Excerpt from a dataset
#####

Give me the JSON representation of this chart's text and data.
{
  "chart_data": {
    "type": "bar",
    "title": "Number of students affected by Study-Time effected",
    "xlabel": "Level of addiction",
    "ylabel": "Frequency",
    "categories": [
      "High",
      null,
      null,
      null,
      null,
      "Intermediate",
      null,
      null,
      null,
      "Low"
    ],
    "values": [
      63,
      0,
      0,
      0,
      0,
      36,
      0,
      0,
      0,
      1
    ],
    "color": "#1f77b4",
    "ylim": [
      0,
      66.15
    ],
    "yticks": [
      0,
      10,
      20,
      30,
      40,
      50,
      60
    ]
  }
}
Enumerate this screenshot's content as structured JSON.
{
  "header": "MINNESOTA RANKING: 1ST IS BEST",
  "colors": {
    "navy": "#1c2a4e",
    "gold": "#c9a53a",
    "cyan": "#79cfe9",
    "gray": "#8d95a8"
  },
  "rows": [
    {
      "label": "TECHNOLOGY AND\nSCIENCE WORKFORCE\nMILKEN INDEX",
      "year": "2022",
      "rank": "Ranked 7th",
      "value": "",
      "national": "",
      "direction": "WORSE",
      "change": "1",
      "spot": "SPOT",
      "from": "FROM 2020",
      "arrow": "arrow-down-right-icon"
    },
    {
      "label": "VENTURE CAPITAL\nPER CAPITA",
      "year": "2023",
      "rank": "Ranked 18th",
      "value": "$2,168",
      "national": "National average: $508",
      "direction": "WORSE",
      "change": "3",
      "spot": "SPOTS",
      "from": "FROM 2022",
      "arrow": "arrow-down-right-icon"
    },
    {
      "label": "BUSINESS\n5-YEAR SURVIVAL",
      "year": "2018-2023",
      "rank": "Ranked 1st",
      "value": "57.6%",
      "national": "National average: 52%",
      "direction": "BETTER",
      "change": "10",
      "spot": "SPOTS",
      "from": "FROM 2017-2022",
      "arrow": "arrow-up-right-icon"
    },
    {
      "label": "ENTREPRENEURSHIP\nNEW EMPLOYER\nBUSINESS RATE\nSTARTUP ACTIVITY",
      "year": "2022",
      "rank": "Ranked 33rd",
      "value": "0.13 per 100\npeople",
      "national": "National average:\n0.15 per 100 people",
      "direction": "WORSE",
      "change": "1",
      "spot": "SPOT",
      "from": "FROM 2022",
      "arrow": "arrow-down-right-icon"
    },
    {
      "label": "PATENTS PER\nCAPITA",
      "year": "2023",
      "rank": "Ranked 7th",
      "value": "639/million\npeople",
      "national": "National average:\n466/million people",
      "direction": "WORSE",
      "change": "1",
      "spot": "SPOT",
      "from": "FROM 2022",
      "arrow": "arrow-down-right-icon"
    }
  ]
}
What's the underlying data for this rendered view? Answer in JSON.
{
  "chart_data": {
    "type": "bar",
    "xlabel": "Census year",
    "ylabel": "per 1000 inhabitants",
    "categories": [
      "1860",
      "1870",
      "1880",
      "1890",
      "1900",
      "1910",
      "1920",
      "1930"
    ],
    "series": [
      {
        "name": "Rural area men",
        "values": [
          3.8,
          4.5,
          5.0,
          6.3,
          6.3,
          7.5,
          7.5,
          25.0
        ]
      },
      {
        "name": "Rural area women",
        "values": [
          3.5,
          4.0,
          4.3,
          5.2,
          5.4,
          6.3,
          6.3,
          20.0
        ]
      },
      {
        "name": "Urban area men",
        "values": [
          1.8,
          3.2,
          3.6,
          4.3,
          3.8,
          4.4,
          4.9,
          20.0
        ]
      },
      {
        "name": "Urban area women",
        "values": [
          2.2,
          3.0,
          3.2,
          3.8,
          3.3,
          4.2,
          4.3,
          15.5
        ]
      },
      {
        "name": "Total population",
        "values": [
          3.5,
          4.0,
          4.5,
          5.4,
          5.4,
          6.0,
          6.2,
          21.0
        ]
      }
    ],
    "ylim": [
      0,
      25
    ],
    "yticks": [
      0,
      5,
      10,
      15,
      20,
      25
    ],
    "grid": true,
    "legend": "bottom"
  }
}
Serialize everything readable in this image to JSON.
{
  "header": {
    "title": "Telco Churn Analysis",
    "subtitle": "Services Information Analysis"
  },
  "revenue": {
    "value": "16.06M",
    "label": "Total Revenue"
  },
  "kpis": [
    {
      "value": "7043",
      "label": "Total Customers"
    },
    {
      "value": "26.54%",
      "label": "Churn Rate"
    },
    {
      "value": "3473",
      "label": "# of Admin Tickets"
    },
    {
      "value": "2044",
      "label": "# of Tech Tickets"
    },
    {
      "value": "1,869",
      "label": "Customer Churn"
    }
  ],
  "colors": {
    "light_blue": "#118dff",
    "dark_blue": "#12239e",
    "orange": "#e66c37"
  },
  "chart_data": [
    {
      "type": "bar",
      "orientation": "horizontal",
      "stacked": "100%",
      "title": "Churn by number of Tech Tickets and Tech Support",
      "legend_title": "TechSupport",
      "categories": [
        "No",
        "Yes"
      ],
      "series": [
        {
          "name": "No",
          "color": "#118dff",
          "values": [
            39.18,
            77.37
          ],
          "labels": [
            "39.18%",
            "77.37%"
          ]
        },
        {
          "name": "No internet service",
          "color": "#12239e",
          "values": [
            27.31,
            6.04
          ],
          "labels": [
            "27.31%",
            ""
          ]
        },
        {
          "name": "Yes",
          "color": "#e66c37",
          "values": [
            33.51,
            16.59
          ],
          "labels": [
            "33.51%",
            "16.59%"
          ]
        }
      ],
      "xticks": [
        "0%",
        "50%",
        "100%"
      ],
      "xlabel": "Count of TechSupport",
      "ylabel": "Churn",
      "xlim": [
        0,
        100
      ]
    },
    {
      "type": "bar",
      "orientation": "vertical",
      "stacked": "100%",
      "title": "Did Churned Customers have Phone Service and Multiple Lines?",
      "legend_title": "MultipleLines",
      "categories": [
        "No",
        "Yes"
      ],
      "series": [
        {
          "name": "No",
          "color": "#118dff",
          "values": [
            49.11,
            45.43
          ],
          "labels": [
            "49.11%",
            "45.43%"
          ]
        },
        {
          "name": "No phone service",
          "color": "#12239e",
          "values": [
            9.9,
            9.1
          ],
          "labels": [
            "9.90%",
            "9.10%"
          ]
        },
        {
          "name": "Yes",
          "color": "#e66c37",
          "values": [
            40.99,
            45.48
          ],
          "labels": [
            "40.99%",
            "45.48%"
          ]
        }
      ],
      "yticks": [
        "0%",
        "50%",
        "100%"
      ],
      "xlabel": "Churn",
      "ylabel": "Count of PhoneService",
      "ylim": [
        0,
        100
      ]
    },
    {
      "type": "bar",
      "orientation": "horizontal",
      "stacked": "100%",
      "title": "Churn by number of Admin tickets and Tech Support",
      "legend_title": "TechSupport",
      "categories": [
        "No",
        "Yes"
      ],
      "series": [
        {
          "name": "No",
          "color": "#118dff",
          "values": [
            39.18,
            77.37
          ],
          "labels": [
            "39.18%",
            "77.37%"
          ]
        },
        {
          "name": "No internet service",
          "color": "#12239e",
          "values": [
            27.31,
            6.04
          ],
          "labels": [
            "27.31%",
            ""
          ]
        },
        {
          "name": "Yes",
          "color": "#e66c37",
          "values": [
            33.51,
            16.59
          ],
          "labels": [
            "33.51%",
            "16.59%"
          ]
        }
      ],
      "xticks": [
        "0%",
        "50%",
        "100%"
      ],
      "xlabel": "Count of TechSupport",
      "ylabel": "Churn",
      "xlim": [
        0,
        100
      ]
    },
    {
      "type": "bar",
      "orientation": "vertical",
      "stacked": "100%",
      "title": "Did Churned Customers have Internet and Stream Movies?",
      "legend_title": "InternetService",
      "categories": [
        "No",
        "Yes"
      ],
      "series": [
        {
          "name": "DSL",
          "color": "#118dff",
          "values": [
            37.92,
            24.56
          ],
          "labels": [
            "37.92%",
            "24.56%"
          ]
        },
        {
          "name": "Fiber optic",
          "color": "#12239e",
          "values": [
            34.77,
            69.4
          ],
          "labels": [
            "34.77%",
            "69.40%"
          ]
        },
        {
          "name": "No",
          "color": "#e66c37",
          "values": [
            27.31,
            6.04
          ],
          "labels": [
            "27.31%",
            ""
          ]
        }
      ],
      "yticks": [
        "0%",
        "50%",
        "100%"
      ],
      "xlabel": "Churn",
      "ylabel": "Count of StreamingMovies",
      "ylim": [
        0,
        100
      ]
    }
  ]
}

#####

Pull out the lines above in which the word "header" appears.

  "header": "MINNESOTA RANKING: 1ST IS BEST",
  "header": {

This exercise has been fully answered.